Records for the exercise:
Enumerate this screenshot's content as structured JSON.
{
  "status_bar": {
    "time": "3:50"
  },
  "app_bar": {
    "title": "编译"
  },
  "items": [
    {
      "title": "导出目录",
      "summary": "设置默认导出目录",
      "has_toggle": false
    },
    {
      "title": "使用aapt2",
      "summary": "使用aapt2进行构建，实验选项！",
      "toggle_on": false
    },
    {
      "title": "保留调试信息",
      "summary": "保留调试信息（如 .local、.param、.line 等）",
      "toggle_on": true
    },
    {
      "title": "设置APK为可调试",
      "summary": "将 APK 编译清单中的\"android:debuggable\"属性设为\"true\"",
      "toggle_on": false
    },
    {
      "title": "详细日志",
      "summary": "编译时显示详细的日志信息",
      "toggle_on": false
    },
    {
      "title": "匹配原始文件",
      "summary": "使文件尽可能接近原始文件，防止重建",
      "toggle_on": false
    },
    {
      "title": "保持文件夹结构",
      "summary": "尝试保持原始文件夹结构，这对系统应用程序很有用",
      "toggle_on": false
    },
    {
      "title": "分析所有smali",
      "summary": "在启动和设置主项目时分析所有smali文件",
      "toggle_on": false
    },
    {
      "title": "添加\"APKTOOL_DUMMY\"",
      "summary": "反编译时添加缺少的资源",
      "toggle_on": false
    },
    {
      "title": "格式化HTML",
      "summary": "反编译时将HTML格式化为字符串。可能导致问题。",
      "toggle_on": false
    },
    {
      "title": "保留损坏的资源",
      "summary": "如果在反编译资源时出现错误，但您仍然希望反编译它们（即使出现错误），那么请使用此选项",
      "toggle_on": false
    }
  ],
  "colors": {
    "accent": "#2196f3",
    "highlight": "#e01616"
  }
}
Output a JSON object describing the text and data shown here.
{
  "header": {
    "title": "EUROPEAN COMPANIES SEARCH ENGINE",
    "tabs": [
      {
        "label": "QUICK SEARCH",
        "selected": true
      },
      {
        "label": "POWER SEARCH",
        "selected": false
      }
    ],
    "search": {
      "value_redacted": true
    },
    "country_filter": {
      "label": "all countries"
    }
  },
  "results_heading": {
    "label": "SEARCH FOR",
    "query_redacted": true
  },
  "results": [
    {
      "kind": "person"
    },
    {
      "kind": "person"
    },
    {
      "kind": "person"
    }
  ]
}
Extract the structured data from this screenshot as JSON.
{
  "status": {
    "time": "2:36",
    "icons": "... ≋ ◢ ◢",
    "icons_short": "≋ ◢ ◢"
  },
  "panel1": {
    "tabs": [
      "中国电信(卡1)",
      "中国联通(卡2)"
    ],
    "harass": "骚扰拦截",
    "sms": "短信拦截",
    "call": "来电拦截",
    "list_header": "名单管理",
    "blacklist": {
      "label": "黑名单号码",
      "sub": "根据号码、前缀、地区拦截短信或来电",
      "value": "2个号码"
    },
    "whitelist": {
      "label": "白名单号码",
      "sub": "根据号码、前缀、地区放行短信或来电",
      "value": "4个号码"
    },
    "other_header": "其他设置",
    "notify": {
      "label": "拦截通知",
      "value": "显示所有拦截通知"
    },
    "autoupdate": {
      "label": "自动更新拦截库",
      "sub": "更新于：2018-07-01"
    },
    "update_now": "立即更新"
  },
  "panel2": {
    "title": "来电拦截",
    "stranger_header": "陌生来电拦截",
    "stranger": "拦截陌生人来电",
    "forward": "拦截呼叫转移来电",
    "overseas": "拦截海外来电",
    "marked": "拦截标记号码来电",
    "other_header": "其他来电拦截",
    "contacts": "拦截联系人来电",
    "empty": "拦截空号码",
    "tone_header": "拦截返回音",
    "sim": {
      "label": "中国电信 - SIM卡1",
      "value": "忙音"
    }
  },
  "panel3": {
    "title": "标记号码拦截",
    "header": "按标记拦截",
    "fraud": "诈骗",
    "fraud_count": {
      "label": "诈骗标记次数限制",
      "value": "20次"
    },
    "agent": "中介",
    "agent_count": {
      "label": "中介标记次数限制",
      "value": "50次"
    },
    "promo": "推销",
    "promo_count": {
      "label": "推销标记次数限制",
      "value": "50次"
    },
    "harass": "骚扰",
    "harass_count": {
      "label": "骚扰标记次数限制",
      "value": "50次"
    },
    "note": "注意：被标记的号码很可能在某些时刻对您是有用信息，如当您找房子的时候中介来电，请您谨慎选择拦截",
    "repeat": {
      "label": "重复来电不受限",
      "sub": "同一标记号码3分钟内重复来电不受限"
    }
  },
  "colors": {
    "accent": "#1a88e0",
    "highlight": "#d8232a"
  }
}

Work to complete: From the listing, tally every line with the word "structured" in it and give only the tally.

Finished exercise: 2